Dataset items:
#####

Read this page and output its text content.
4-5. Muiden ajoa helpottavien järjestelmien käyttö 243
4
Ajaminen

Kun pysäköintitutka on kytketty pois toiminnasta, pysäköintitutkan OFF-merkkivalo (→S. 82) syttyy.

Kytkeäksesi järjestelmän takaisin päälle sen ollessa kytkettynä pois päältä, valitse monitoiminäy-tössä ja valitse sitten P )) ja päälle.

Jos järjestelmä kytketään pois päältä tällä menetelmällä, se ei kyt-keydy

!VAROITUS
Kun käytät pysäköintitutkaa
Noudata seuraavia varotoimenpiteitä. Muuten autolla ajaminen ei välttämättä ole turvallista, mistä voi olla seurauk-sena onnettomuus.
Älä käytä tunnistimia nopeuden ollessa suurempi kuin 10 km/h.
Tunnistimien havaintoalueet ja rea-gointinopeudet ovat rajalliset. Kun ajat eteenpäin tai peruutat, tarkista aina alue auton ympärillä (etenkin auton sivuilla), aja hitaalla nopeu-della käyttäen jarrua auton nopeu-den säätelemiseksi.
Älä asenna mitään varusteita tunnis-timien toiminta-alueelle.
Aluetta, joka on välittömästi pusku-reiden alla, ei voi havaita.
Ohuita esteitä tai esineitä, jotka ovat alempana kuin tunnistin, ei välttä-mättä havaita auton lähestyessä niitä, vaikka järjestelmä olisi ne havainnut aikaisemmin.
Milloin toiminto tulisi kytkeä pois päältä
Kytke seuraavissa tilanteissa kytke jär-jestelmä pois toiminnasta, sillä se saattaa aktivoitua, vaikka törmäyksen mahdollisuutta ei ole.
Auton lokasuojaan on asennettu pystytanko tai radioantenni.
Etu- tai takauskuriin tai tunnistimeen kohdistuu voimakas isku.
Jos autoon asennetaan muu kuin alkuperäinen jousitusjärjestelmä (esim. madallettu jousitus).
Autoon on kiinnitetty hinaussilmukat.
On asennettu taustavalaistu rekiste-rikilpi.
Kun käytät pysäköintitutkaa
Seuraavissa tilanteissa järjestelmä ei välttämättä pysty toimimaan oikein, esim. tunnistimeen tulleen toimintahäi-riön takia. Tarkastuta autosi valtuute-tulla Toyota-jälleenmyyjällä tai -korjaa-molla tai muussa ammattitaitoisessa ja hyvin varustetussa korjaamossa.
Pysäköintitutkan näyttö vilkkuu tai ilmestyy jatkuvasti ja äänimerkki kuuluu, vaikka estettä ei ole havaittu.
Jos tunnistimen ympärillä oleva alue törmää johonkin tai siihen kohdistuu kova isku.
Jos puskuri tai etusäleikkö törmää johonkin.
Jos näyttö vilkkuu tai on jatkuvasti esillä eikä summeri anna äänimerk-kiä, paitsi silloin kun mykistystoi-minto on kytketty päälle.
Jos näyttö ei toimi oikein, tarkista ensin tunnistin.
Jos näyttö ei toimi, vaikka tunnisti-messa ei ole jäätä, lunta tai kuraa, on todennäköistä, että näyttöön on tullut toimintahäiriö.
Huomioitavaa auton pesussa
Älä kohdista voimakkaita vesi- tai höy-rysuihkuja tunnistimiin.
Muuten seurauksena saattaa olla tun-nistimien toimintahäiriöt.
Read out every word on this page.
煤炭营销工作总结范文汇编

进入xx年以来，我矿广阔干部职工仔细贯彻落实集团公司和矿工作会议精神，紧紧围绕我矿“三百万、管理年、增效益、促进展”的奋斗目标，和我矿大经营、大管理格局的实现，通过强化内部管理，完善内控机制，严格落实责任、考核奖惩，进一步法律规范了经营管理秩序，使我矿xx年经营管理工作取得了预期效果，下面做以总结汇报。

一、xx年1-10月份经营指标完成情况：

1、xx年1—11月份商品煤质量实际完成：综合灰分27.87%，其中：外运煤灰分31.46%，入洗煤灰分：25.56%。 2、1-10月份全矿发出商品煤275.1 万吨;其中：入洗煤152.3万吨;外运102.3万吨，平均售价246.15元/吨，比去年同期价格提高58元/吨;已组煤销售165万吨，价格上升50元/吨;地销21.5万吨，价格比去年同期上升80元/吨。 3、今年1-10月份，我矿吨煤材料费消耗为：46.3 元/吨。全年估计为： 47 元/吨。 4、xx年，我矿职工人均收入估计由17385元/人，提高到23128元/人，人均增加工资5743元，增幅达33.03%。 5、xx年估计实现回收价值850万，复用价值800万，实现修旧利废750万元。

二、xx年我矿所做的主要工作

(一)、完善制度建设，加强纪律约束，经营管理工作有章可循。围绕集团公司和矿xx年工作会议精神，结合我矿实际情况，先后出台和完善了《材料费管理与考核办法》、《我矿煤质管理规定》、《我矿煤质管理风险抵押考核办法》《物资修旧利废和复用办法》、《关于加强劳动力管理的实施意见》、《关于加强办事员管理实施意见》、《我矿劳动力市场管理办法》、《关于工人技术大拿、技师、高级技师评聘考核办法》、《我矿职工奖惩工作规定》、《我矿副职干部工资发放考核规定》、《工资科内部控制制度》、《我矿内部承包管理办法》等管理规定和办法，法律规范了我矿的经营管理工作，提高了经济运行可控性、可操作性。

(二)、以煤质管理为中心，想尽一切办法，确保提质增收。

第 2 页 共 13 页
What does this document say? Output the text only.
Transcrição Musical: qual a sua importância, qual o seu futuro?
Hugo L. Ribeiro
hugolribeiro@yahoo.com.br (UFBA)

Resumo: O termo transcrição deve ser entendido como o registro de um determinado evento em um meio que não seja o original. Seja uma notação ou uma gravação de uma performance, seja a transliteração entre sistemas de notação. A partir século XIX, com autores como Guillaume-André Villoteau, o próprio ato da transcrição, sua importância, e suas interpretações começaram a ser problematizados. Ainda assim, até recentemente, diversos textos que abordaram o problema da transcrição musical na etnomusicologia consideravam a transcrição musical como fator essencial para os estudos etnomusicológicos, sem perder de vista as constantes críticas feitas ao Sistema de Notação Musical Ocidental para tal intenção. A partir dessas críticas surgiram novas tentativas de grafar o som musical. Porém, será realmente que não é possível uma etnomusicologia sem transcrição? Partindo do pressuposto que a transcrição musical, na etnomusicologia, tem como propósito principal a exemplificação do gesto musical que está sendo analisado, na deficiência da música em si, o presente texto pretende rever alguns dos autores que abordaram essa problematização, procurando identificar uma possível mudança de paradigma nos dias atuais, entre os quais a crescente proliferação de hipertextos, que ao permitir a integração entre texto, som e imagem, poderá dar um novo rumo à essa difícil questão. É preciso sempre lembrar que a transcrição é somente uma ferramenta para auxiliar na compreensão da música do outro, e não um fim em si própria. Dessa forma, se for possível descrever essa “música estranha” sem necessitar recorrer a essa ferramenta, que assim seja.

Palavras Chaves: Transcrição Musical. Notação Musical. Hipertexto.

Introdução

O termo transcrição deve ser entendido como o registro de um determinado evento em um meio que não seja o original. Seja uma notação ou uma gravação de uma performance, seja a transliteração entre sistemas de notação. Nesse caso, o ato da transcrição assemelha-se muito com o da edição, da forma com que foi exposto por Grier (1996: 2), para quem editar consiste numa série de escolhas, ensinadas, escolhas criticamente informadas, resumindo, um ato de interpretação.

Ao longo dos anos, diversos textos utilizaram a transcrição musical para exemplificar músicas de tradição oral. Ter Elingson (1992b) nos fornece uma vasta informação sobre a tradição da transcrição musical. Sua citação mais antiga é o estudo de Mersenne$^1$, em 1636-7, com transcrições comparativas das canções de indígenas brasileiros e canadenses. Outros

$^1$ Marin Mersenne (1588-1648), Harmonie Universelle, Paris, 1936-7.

#####

#### TASK PROMPT
Pull every line containing "this" from the material above.

#### PROBLEM SOLUTION
Read this page and output its text content.
Read out every word on this page.
What does this document say? Output the text only.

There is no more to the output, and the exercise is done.